Your task:
Of the lines in the listing below, how many hold "text"? Answer with the number only.

Extracted data:
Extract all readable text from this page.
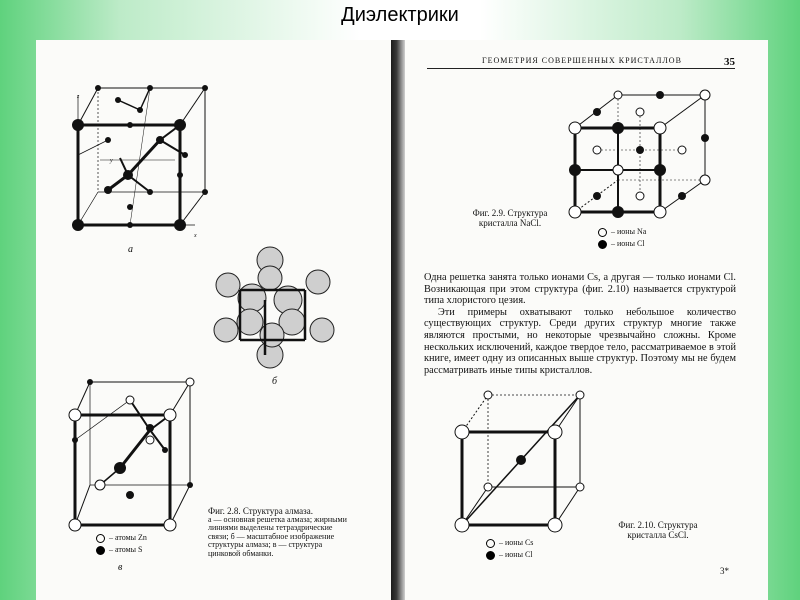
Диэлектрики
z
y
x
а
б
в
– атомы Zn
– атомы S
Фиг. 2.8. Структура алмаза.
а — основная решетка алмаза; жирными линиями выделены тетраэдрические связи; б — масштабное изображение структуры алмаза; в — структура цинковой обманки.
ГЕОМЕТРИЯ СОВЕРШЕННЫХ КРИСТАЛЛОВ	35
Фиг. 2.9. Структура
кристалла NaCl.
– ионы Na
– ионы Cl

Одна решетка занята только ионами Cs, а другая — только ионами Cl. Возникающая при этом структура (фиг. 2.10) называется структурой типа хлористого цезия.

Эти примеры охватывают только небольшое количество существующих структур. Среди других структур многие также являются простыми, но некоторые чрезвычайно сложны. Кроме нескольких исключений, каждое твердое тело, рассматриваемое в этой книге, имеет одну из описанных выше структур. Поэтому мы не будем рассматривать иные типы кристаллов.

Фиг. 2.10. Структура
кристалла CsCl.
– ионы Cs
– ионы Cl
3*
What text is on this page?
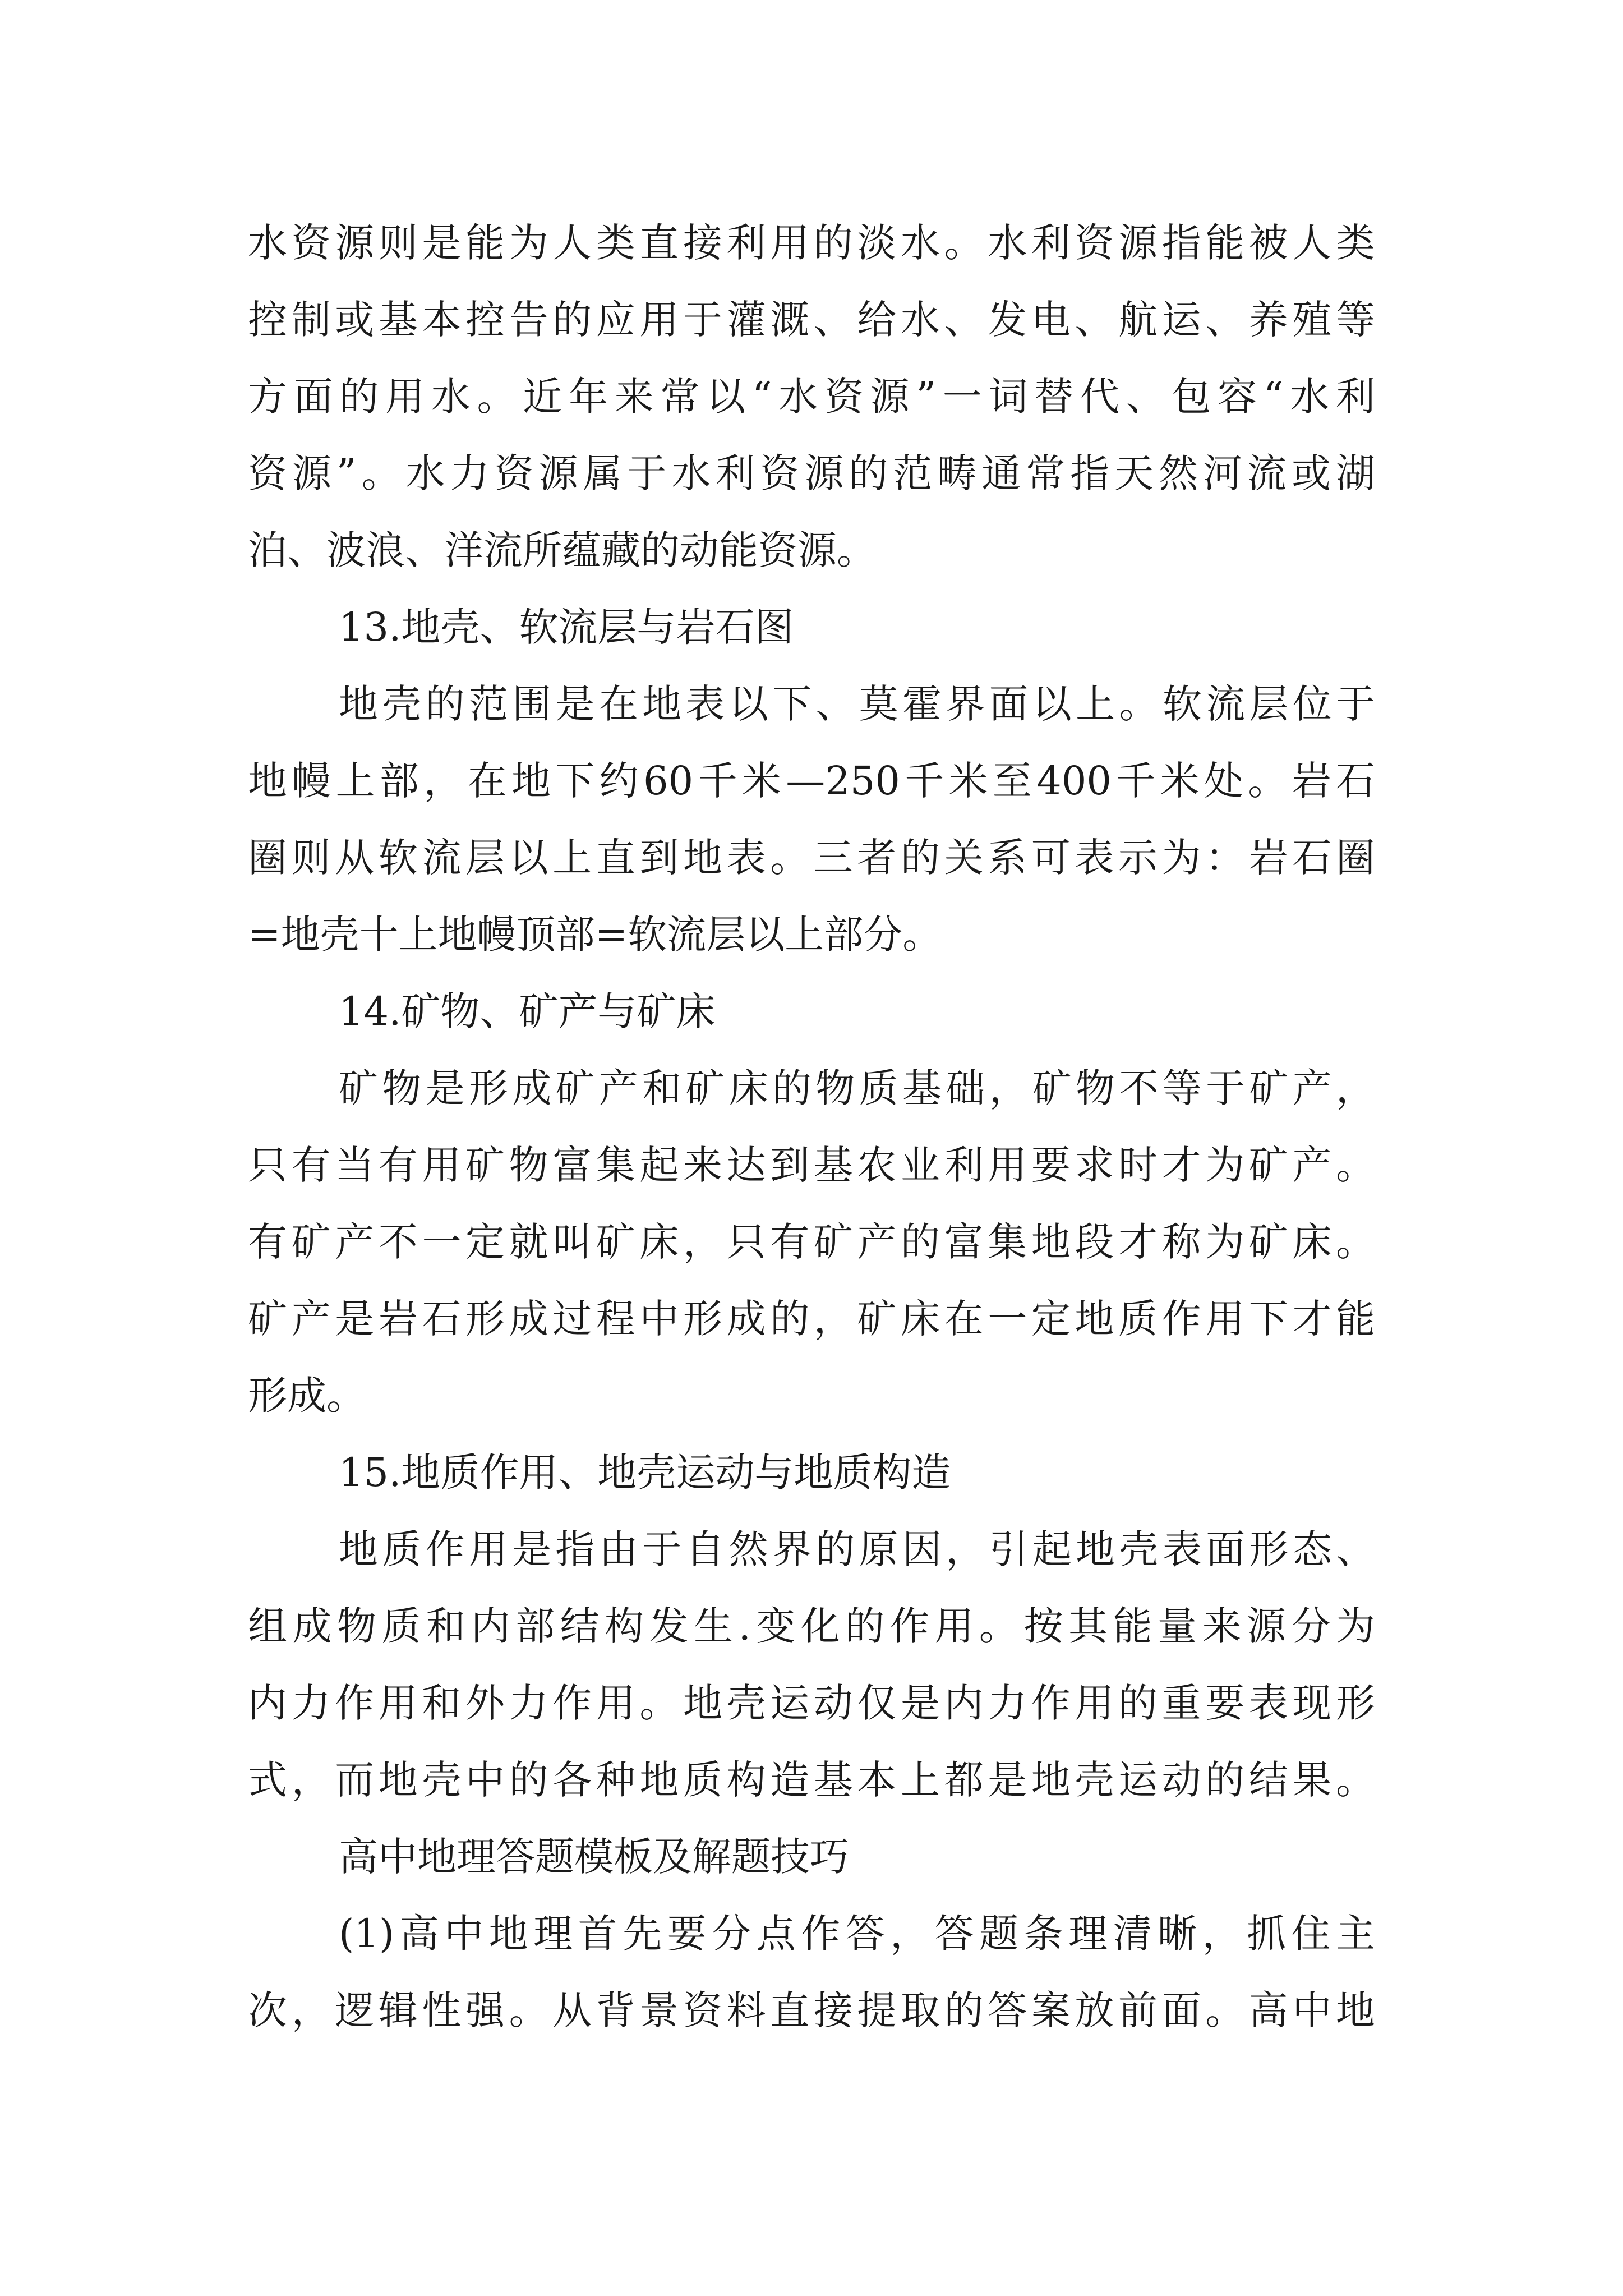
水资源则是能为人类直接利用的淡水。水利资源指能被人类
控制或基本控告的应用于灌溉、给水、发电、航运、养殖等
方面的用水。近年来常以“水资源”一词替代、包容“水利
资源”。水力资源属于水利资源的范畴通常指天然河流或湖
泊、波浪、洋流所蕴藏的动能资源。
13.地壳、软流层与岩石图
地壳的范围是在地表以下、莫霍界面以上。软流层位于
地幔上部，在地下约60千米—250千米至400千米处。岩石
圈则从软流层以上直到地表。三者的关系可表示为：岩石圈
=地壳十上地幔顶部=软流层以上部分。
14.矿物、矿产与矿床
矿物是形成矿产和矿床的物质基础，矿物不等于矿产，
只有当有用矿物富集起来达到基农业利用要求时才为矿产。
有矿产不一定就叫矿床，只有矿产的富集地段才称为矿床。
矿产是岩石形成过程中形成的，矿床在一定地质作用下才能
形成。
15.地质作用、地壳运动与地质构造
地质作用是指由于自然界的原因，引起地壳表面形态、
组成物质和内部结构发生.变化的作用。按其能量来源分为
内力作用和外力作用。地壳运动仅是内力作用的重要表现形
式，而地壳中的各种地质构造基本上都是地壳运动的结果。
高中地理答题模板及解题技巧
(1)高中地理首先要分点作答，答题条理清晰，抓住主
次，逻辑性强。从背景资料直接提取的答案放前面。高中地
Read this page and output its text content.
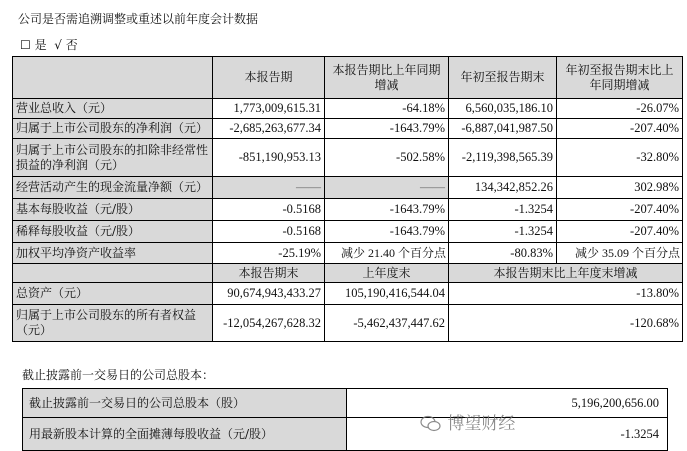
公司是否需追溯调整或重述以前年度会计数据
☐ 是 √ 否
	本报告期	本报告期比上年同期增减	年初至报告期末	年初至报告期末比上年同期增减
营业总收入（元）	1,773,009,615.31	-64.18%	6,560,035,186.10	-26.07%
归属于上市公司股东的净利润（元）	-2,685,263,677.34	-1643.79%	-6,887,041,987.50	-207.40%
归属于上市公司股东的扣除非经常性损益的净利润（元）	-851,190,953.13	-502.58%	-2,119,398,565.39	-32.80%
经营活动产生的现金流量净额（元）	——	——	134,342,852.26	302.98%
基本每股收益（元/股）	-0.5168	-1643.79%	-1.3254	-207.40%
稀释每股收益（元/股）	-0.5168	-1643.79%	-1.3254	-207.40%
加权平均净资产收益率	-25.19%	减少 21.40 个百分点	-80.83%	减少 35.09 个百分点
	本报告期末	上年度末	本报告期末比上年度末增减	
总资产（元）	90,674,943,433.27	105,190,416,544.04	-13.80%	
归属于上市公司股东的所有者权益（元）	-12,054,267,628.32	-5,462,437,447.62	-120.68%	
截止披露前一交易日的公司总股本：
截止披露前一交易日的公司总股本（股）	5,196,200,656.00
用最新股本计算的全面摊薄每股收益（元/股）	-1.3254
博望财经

Task output:
3